# [PROBLEM DETAILS]
Find the lines holding "Denture" and copy them.

·····

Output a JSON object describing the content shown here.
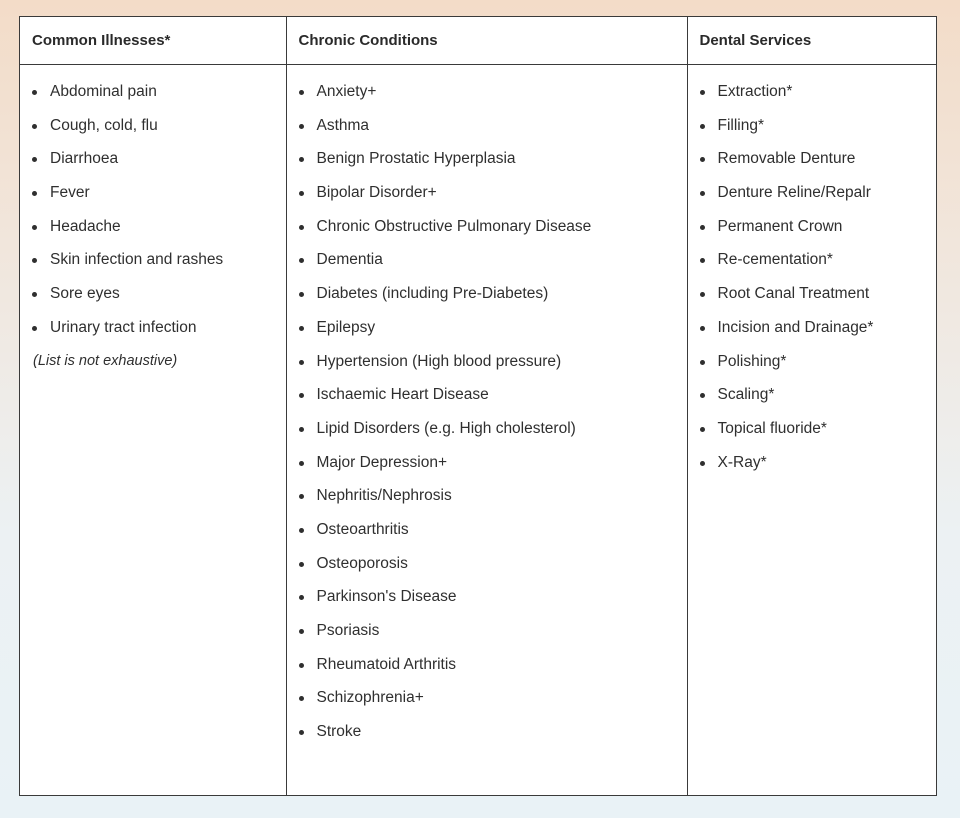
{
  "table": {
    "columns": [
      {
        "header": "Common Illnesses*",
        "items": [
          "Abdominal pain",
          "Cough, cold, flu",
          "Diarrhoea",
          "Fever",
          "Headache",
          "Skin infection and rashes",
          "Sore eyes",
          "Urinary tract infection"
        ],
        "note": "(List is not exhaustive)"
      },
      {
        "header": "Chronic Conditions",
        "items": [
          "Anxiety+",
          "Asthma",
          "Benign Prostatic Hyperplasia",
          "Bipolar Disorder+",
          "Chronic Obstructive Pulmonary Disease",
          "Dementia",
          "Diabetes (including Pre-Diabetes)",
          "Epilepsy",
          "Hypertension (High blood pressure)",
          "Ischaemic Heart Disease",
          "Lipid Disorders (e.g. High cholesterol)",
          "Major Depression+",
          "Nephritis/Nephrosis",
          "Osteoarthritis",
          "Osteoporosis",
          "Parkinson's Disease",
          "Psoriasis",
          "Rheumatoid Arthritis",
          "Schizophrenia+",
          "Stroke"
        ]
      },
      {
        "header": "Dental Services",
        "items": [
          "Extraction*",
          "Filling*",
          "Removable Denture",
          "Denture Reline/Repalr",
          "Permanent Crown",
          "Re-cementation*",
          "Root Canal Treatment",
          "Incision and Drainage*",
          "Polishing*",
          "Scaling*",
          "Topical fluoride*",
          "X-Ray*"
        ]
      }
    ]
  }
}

·····

# [CORRECT OUTPUT]
          "Removable Denture",
          "Denture Reline/Repalr",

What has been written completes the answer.